Look for the line with "Give me a plain-text" in the entries below, then extract that line and all lines after it exactly, with pictures left out.

Stored items from a collection »

____

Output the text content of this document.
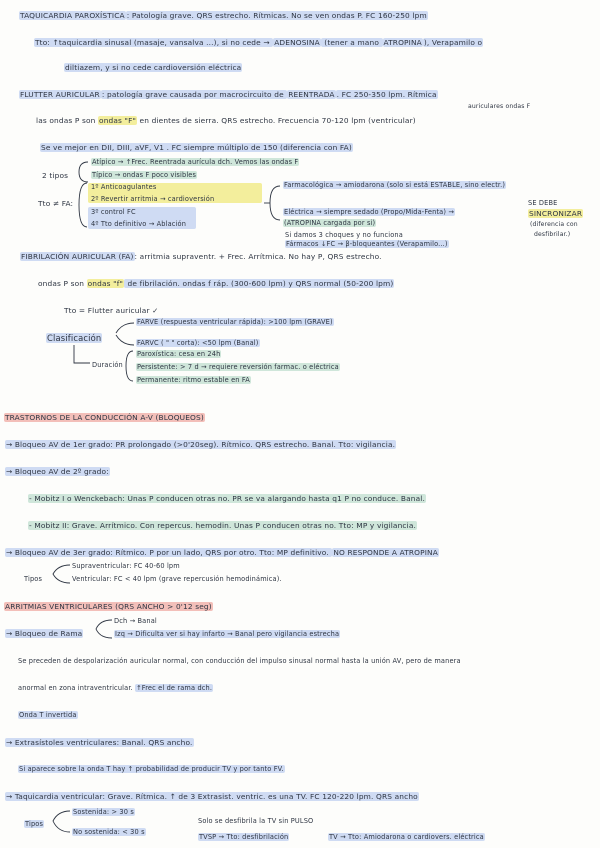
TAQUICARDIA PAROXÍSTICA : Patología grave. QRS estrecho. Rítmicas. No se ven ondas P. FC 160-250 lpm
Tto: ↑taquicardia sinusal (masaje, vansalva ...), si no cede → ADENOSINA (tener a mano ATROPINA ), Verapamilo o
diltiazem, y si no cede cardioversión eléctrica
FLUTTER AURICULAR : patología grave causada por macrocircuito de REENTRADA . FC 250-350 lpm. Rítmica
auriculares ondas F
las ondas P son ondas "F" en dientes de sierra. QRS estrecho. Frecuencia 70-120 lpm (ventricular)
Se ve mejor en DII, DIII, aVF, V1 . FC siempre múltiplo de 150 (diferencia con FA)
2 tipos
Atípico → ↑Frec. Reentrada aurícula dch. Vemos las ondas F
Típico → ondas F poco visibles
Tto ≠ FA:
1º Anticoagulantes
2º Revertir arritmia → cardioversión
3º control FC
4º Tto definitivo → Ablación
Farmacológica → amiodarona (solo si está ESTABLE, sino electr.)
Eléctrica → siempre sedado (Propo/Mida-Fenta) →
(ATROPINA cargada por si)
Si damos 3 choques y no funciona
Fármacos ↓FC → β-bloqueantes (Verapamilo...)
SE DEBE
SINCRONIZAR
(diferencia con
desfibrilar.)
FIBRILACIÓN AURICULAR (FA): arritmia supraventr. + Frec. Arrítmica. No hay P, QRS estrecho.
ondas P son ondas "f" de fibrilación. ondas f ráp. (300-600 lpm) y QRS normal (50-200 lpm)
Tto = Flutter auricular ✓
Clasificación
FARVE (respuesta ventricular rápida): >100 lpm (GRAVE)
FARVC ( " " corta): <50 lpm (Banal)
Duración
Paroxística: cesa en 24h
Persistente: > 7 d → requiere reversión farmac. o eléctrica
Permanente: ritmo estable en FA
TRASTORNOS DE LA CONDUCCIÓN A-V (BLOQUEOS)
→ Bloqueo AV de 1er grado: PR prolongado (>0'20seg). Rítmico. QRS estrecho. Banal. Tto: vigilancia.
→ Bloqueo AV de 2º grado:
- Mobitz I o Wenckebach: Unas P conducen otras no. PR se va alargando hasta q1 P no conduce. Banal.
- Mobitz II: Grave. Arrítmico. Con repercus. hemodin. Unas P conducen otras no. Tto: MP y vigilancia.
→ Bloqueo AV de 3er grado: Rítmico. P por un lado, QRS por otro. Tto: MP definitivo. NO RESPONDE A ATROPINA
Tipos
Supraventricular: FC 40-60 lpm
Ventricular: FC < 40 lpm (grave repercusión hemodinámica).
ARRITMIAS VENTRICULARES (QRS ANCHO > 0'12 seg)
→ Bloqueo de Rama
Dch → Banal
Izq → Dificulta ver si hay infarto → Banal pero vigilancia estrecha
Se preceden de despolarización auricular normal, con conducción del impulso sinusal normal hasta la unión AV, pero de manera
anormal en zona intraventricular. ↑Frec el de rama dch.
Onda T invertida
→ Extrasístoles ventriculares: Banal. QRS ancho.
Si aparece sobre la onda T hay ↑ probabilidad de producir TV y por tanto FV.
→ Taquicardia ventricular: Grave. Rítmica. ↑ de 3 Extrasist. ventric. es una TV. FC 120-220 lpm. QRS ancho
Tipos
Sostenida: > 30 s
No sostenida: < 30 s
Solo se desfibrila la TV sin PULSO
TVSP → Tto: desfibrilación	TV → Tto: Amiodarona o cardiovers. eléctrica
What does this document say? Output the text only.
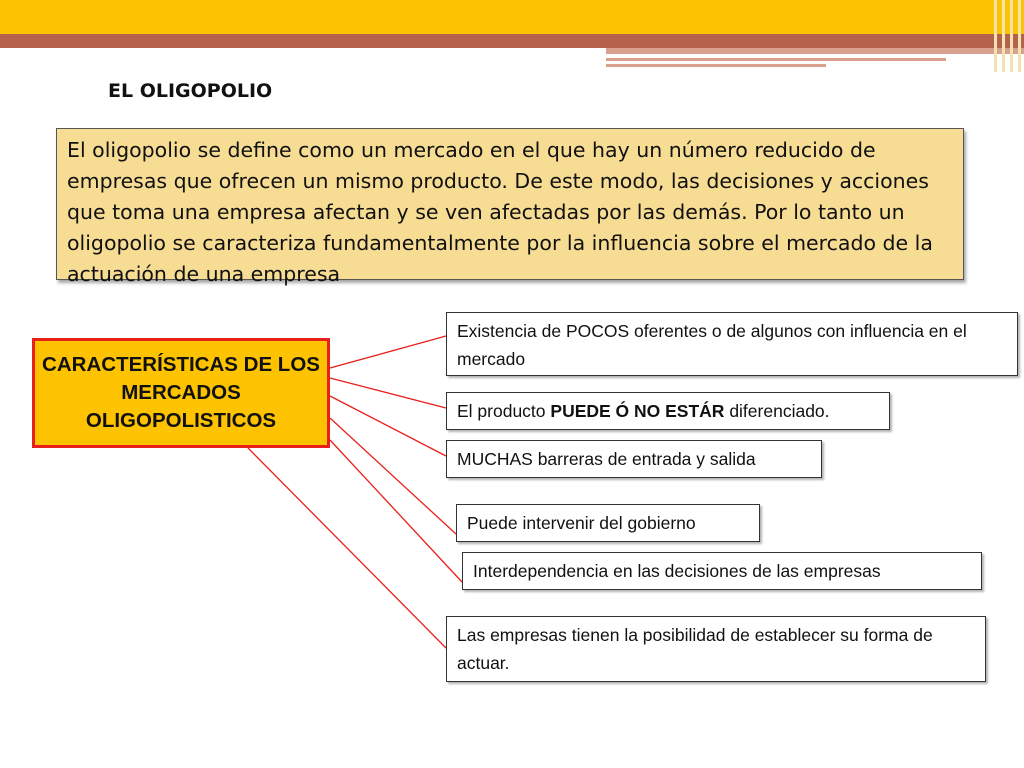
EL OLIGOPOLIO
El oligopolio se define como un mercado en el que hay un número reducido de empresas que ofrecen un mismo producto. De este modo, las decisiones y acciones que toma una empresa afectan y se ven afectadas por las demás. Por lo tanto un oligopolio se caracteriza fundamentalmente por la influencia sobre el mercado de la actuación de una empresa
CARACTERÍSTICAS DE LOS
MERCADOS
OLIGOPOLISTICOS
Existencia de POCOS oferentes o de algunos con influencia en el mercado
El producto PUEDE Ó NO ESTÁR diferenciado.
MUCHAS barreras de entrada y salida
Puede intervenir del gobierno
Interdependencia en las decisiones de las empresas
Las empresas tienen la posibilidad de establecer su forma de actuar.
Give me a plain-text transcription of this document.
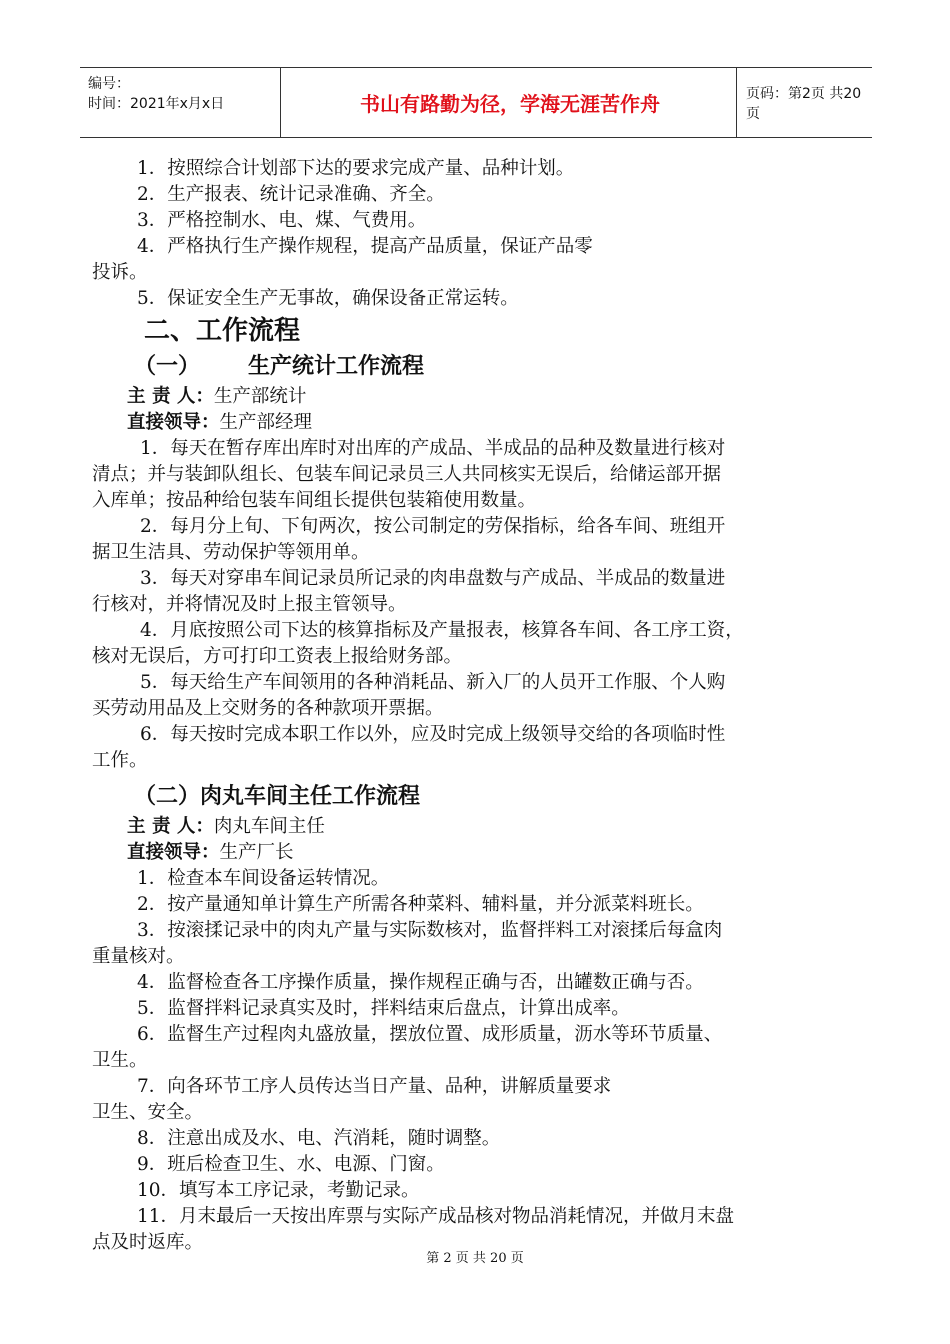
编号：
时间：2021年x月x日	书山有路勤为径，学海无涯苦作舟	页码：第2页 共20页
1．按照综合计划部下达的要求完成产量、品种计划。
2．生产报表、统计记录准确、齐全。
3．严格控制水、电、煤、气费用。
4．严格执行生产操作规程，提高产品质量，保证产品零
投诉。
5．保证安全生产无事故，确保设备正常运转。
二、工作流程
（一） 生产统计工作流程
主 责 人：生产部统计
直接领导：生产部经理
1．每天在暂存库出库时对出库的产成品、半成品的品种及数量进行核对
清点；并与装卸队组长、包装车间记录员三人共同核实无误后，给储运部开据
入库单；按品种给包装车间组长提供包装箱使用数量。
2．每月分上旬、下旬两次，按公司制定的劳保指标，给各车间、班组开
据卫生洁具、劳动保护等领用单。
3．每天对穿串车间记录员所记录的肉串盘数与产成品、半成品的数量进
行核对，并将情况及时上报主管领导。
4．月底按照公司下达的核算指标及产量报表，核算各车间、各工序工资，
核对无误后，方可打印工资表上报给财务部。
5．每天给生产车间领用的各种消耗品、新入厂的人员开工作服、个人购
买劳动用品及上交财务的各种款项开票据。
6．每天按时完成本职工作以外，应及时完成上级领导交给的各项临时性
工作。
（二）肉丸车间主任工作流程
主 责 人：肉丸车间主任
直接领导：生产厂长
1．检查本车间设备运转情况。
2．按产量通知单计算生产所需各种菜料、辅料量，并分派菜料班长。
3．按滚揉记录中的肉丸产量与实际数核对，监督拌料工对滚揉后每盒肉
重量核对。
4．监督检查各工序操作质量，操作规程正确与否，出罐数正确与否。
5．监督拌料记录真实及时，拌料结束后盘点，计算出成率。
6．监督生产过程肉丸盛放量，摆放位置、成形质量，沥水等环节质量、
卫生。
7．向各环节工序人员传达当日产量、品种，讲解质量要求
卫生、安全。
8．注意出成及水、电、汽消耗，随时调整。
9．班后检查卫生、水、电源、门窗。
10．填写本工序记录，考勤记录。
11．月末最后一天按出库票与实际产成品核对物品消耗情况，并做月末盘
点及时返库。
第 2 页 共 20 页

____

Response to the task »
Give me a plain-text transcription of this document.
编号：
时间：2021年x月x日	书山有路勤为径，学海无涯苦作舟	页码：第2页 共20页
1．按照综合计划部下达的要求完成产量、品种计划。
2．生产报表、统计记录准确、齐全。
3．严格控制水、电、煤、气费用。
4．严格执行生产操作规程，提高产品质量，保证产品零
投诉。
5．保证安全生产无事故，确保设备正常运转。
二、工作流程
（一） 生产统计工作流程
主 责 人：生产部统计
直接领导：生产部经理
1．每天在暂存库出库时对出库的产成品、半成品的品种及数量进行核对
清点；并与装卸队组长、包装车间记录员三人共同核实无误后，给储运部开据
入库单；按品种给包装车间组长提供包装箱使用数量。
2．每月分上旬、下旬两次，按公司制定的劳保指标，给各车间、班组开
据卫生洁具、劳动保护等领用单。
3．每天对穿串车间记录员所记录的肉串盘数与产成品、半成品的数量进
行核对，并将情况及时上报主管领导。
4．月底按照公司下达的核算指标及产量报表，核算各车间、各工序工资，
核对无误后，方可打印工资表上报给财务部。
5．每天给生产车间领用的各种消耗品、新入厂的人员开工作服、个人购
买劳动用品及上交财务的各种款项开票据。
6．每天按时完成本职工作以外，应及时完成上级领导交给的各项临时性
工作。
（二）肉丸车间主任工作流程
主 责 人：肉丸车间主任
直接领导：生产厂长
1．检查本车间设备运转情况。
2．按产量通知单计算生产所需各种菜料、辅料量，并分派菜料班长。
3．按滚揉记录中的肉丸产量与实际数核对，监督拌料工对滚揉后每盒肉
重量核对。
4．监督检查各工序操作质量，操作规程正确与否，出罐数正确与否。
5．监督拌料记录真实及时，拌料结束后盘点，计算出成率。
6．监督生产过程肉丸盛放量，摆放位置、成形质量，沥水等环节质量、
卫生。
7．向各环节工序人员传达当日产量、品种，讲解质量要求
卫生、安全。
8．注意出成及水、电、汽消耗，随时调整。
9．班后检查卫生、水、电源、门窗。
10．填写本工序记录，考勤记录。
11．月末最后一天按出库票与实际产成品核对物品消耗情况，并做月末盘
点及时返库。
第 2 页 共 20 页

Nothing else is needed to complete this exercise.